## Do this
Could you output each line of the data that follows exactly?

## Raw records

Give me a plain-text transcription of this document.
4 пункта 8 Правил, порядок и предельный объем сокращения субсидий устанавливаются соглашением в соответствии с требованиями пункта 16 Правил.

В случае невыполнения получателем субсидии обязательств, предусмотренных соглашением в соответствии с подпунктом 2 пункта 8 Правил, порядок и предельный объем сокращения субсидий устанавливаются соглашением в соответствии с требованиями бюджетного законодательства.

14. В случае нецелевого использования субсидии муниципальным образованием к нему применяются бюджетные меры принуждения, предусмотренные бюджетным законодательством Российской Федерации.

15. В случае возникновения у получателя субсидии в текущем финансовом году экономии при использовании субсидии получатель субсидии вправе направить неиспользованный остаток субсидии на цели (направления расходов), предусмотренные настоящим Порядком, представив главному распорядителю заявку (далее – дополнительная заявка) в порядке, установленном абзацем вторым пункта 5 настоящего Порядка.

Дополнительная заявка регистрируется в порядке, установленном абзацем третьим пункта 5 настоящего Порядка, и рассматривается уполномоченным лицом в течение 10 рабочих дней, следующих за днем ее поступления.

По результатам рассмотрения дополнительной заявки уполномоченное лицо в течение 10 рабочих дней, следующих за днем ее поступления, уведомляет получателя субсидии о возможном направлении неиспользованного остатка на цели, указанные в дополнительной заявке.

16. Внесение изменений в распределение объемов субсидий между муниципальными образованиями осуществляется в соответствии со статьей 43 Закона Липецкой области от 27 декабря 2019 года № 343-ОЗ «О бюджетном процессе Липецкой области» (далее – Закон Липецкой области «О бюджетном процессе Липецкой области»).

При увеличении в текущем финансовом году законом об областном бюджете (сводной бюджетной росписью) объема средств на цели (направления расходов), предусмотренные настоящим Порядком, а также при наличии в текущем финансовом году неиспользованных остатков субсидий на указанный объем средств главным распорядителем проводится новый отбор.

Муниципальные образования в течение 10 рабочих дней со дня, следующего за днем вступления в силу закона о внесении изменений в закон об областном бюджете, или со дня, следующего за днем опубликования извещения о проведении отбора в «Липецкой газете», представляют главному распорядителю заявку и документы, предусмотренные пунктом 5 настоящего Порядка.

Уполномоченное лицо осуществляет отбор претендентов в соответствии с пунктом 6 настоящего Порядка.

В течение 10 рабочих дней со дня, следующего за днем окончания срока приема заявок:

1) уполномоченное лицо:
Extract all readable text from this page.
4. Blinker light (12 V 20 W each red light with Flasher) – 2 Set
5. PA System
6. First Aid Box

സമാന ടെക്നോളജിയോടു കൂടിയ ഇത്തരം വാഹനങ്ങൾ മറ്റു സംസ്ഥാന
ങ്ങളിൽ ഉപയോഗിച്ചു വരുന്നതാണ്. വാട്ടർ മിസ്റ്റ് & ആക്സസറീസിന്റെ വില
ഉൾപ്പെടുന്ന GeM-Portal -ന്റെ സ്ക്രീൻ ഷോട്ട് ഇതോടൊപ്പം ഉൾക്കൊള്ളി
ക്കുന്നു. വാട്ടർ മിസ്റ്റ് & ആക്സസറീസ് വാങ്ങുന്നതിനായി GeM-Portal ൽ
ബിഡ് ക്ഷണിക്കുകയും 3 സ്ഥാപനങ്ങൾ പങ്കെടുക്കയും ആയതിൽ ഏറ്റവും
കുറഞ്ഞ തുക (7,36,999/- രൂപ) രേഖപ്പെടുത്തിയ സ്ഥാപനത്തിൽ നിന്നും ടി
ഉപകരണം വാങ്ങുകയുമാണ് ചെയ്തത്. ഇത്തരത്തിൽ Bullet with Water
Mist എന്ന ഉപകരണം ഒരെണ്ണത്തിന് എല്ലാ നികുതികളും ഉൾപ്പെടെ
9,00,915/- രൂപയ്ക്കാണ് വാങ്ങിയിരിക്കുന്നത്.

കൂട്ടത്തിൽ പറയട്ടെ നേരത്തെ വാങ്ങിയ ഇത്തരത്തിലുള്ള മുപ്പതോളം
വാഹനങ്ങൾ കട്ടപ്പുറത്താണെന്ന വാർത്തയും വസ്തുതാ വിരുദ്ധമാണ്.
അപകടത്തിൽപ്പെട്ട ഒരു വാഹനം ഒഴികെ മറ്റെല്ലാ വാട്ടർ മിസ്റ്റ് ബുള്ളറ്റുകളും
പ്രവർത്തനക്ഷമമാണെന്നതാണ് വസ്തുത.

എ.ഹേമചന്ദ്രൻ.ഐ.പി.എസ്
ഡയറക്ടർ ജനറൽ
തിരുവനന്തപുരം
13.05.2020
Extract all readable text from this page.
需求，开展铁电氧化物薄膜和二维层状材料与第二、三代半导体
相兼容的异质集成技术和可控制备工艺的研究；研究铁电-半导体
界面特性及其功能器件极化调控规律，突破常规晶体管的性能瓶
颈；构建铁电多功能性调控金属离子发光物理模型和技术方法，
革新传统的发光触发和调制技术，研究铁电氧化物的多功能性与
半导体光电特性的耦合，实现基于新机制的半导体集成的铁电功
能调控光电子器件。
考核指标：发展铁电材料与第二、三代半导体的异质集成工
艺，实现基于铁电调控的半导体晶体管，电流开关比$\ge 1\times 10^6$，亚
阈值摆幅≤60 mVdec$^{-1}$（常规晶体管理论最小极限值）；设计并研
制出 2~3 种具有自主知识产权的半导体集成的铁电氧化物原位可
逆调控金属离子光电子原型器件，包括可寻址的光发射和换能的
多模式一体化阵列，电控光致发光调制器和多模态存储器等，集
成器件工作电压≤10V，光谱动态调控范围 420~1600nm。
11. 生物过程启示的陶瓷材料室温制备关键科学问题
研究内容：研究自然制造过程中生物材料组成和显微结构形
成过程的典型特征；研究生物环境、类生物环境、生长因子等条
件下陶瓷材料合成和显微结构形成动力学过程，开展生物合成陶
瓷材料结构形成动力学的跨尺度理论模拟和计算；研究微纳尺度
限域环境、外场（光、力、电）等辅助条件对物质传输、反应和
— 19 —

## Output for this task
Give me a plain-text transcription of this document.
4 пункта 8 Правил, порядок и предельный объем сокращения субсидий устанавливаются соглашением в соответствии с требованиями пункта 16 Правил.

В случае невыполнения получателем субсидии обязательств, предусмотренных соглашением в соответствии с подпунктом 2 пункта 8 Правил, порядок и предельный объем сокращения субсидий устанавливаются соглашением в соответствии с требованиями бюджетного законодательства.

14. В случае нецелевого использования субсидии муниципальным образованием к нему применяются бюджетные меры принуждения, предусмотренные бюджетным законодательством Российской Федерации.

15. В случае возникновения у получателя субсидии в текущем финансовом году экономии при использовании субсидии получатель субсидии вправе направить неиспользованный остаток субсидии на цели (направления расходов), предусмотренные настоящим Порядком, представив главному распорядителю заявку (далее – дополнительная заявка) в порядке, установленном абзацем вторым пункта 5 настоящего Порядка.

Дополнительная заявка регистрируется в порядке, установленном абзацем третьим пункта 5 настоящего Порядка, и рассматривается уполномоченным лицом в течение 10 рабочих дней, следующих за днем ее поступления.

По результатам рассмотрения дополнительной заявки уполномоченное лицо в течение 10 рабочих дней, следующих за днем ее поступления, уведомляет получателя субсидии о возможном направлении неиспользованного остатка на цели, указанные в дополнительной заявке.

16. Внесение изменений в распределение объемов субсидий между муниципальными образованиями осуществляется в соответствии со статьей 43 Закона Липецкой области от 27 декабря 2019 года № 343-ОЗ «О бюджетном процессе Липецкой области» (далее – Закон Липецкой области «О бюджетном процессе Липецкой области»).

При увеличении в текущем финансовом году законом об областном бюджете (сводной бюджетной росписью) объема средств на цели (направления расходов), предусмотренные настоящим Порядком, а также при наличии в текущем финансовом году неиспользованных остатков субсидий на указанный объем средств главным распорядителем проводится новый отбор.

Муниципальные образования в течение 10 рабочих дней со дня, следующего за днем вступления в силу закона о внесении изменений в закон об областном бюджете, или со дня, следующего за днем опубликования извещения о проведении отбора в «Липецкой газете», представляют главному распорядителю заявку и документы, предусмотренные пунктом 5 настоящего Порядка.

Уполномоченное лицо осуществляет отбор претендентов в соответствии с пунктом 6 настоящего Порядка.

В течение 10 рабочих дней со дня, следующего за днем окончания срока приема заявок:

1) уполномоченное лицо:
Extract all readable text from this page.
4. Blinker light (12 V 20 W each red light with Flasher) – 2 Set
5. PA System
6. First Aid Box

സമാന ടെക്നോളജിയോടു കൂടിയ ഇത്തരം വാഹനങ്ങൾ മറ്റു സംസ്ഥാന
ങ്ങളിൽ ഉപയോഗിച്ചു വരുന്നതാണ്. വാട്ടർ മിസ്റ്റ് & ആക്സസറീസിന്റെ വില
ഉൾപ്പെടുന്ന GeM-Portal -ന്റെ സ്ക്രീൻ ഷോട്ട് ഇതോടൊപ്പം ഉൾക്കൊള്ളി
ക്കുന്നു. വാട്ടർ മിസ്റ്റ് & ആക്സസറീസ് വാങ്ങുന്നതിനായി GeM-Portal ൽ
ബിഡ് ക്ഷണിക്കുകയും 3 സ്ഥാപനങ്ങൾ പങ്കെടുക്കയും ആയതിൽ ഏറ്റവും
കുറഞ്ഞ തുക (7,36,999/- രൂപ) രേഖപ്പെടുത്തിയ സ്ഥാപനത്തിൽ നിന്നും ടി
ഉപകരണം വാങ്ങുകയുമാണ് ചെയ്തത്. ഇത്തരത്തിൽ Bullet with Water
Mist എന്ന ഉപകരണം ഒരെണ്ണത്തിന് എല്ലാ നികുതികളും ഉൾപ്പെടെ
9,00,915/- രൂപയ്ക്കാണ് വാങ്ങിയിരിക്കുന്നത്.

കൂട്ടത്തിൽ പറയട്ടെ നേരത്തെ വാങ്ങിയ ഇത്തരത്തിലുള്ള മുപ്പതോളം
വാഹനങ്ങൾ കട്ടപ്പുറത്താണെന്ന വാർത്തയും വസ്തുതാ വിരുദ്ധമാണ്.
അപകടത്തിൽപ്പെട്ട ഒരു വാഹനം ഒഴികെ മറ്റെല്ലാ വാട്ടർ മിസ്റ്റ് ബുള്ളറ്റുകളും
പ്രവർത്തനക്ഷമമാണെന്നതാണ് വസ്തുത.

എ.ഹേമചന്ദ്രൻ.ഐ.പി.എസ്
ഡയറക്ടർ ജനറൽ
തിരുവനന്തപുരം
13.05.2020
Extract all readable text from this page.
需求，开展铁电氧化物薄膜和二维层状材料与第二、三代半导体
相兼容的异质集成技术和可控制备工艺的研究；研究铁电-半导体
界面特性及其功能器件极化调控规律，突破常规晶体管的性能瓶
颈；构建铁电多功能性调控金属离子发光物理模型和技术方法，
革新传统的发光触发和调制技术，研究铁电氧化物的多功能性与
半导体光电特性的耦合，实现基于新机制的半导体集成的铁电功
能调控光电子器件。
考核指标：发展铁电材料与第二、三代半导体的异质集成工
艺，实现基于铁电调控的半导体晶体管，电流开关比$\ge 1\times 10^6$，亚
阈值摆幅≤60 mVdec$^{-1}$（常规晶体管理论最小极限值）；设计并研
制出 2~3 种具有自主知识产权的半导体集成的铁电氧化物原位可
逆调控金属离子光电子原型器件，包括可寻址的光发射和换能的
多模式一体化阵列，电控光致发光调制器和多模态存储器等，集
成器件工作电压≤10V，光谱动态调控范围 420~1600nm。
11. 生物过程启示的陶瓷材料室温制备关键科学问题
研究内容：研究自然制造过程中生物材料组成和显微结构形
成过程的典型特征；研究生物环境、类生物环境、生长因子等条
件下陶瓷材料合成和显微结构形成动力学过程，开展生物合成陶
瓷材料结构形成动力学的跨尺度理论模拟和计算；研究微纳尺度
限域环境、外场（光、力、电）等辅助条件对物质传输、反应和
— 19 —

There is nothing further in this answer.